(Stored records)
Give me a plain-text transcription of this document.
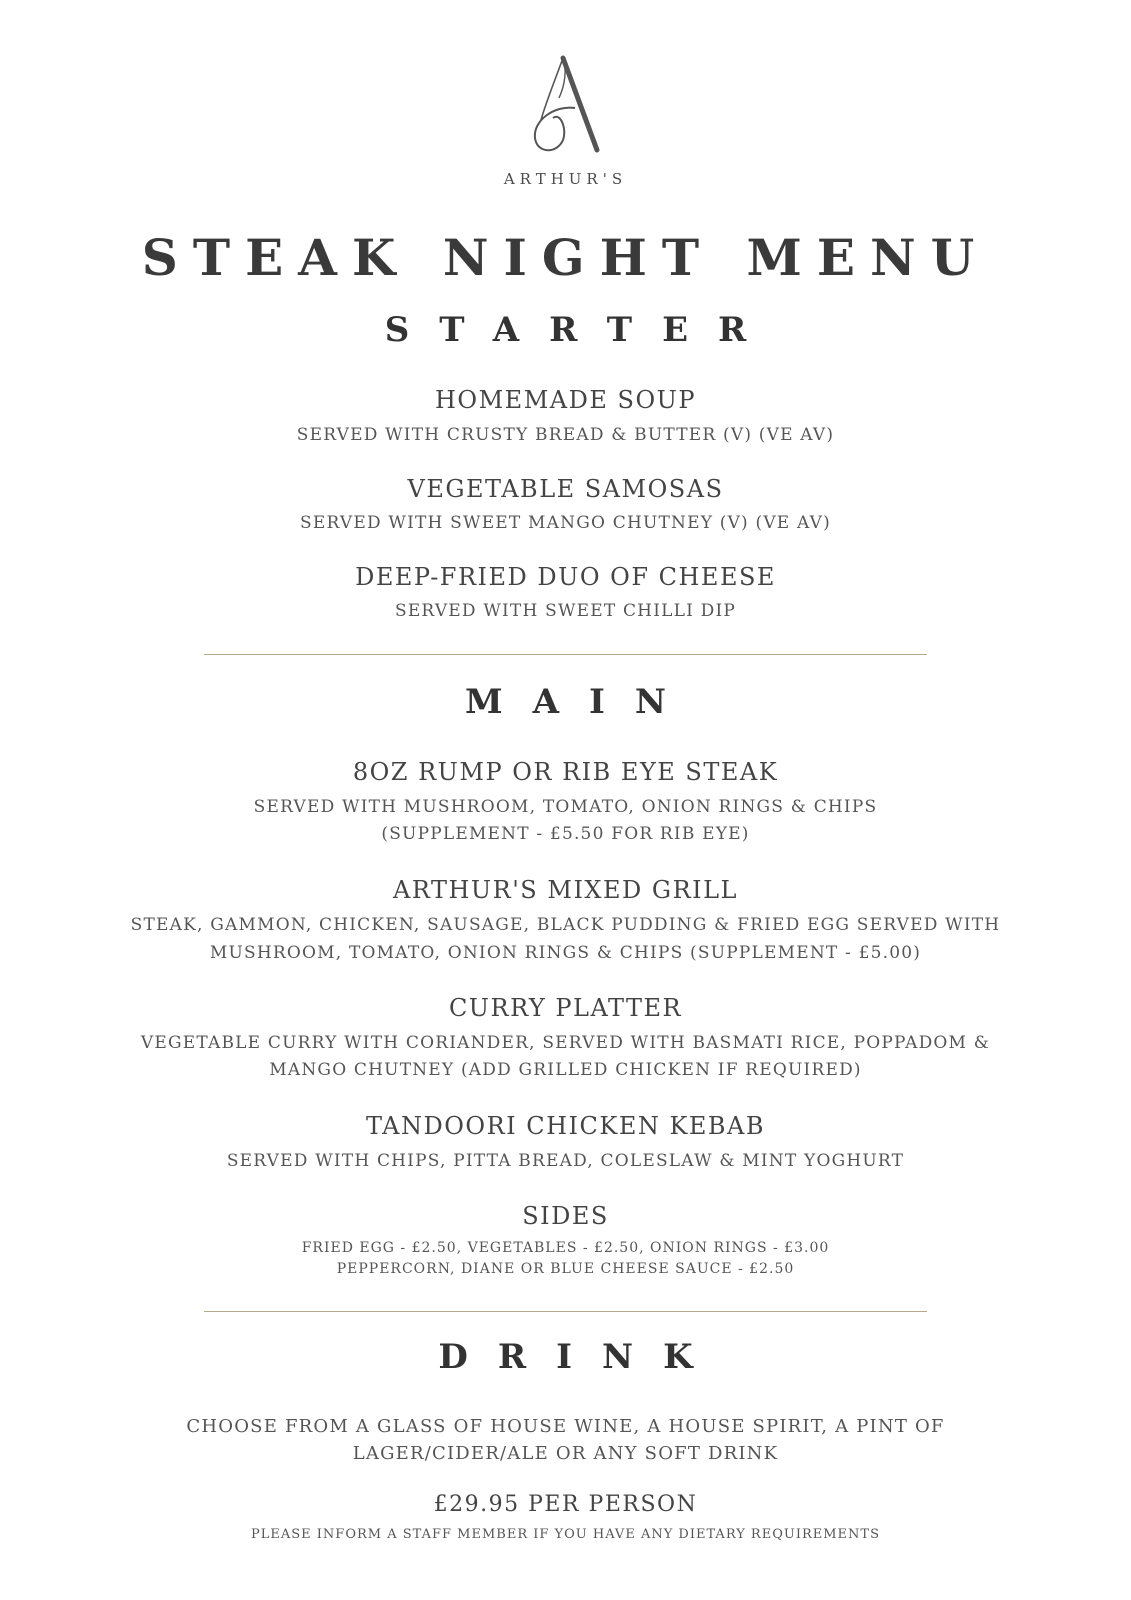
ARTHUR'S
STEAK NIGHT MENU
STARTER
HOMEMADE SOUP
SERVED WITH CRUSTY BREAD & BUTTER (V) (VE AV)
VEGETABLE SAMOSAS
SERVED WITH SWEET MANGO CHUTNEY (V) (VE AV)
DEEP-FRIED DUO OF CHEESE
SERVED WITH SWEET CHILLI DIP
MAIN
8OZ RUMP OR RIB EYE STEAK
SERVED WITH MUSHROOM, TOMATO, ONION RINGS & CHIPS
(SUPPLEMENT - £5.50 FOR RIB EYE)
ARTHUR'S MIXED GRILL
STEAK, GAMMON, CHICKEN, SAUSAGE, BLACK PUDDING & FRIED EGG SERVED WITH
MUSHROOM, TOMATO, ONION RINGS & CHIPS (SUPPLEMENT - £5.00)
CURRY PLATTER
VEGETABLE CURRY WITH CORIANDER, SERVED WITH BASMATI RICE, POPPADOM &
MANGO CHUTNEY (ADD GRILLED CHICKEN IF REQUIRED)
TANDOORI CHICKEN KEBAB
SERVED WITH CHIPS, PITTA BREAD, COLESLAW & MINT YOGHURT
SIDES
FRIED EGG - £2.50, VEGETABLES - £2.50, ONION RINGS - £3.00
PEPPERCORN, DIANE OR BLUE CHEESE SAUCE - £2.50
DRINK
CHOOSE FROM A GLASS OF HOUSE WINE, A HOUSE SPIRIT, A PINT OF
LAGER/CIDER/ALE OR ANY SOFT DRINK
£29.95 PER PERSON
PLEASE INFORM A STAFF MEMBER IF YOU HAVE ANY DIETARY REQUIREMENTS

- [AIM]: Quote the listing above in full, except for the pictures.

- [SOLVED EXERCISE]:
Give me a plain-text transcription of this document.
ARTHUR'S
STEAK NIGHT MENU
STARTER
HOMEMADE SOUP
SERVED WITH CRUSTY BREAD & BUTTER (V) (VE AV)
VEGETABLE SAMOSAS
SERVED WITH SWEET MANGO CHUTNEY (V) (VE AV)
DEEP-FRIED DUO OF CHEESE
SERVED WITH SWEET CHILLI DIP
MAIN
8OZ RUMP OR RIB EYE STEAK
SERVED WITH MUSHROOM, TOMATO, ONION RINGS & CHIPS
(SUPPLEMENT - £5.50 FOR RIB EYE)
ARTHUR'S MIXED GRILL
STEAK, GAMMON, CHICKEN, SAUSAGE, BLACK PUDDING & FRIED EGG SERVED WITH
MUSHROOM, TOMATO, ONION RINGS & CHIPS (SUPPLEMENT - £5.00)
CURRY PLATTER
VEGETABLE CURRY WITH CORIANDER, SERVED WITH BASMATI RICE, POPPADOM &
MANGO CHUTNEY (ADD GRILLED CHICKEN IF REQUIRED)
TANDOORI CHICKEN KEBAB
SERVED WITH CHIPS, PITTA BREAD, COLESLAW & MINT YOGHURT
SIDES
FRIED EGG - £2.50, VEGETABLES - £2.50, ONION RINGS - £3.00
PEPPERCORN, DIANE OR BLUE CHEESE SAUCE - £2.50
DRINK
CHOOSE FROM A GLASS OF HOUSE WINE, A HOUSE SPIRIT, A PINT OF
LAGER/CIDER/ALE OR ANY SOFT DRINK
£29.95 PER PERSON
PLEASE INFORM A STAFF MEMBER IF YOU HAVE ANY DIETARY REQUIREMENTS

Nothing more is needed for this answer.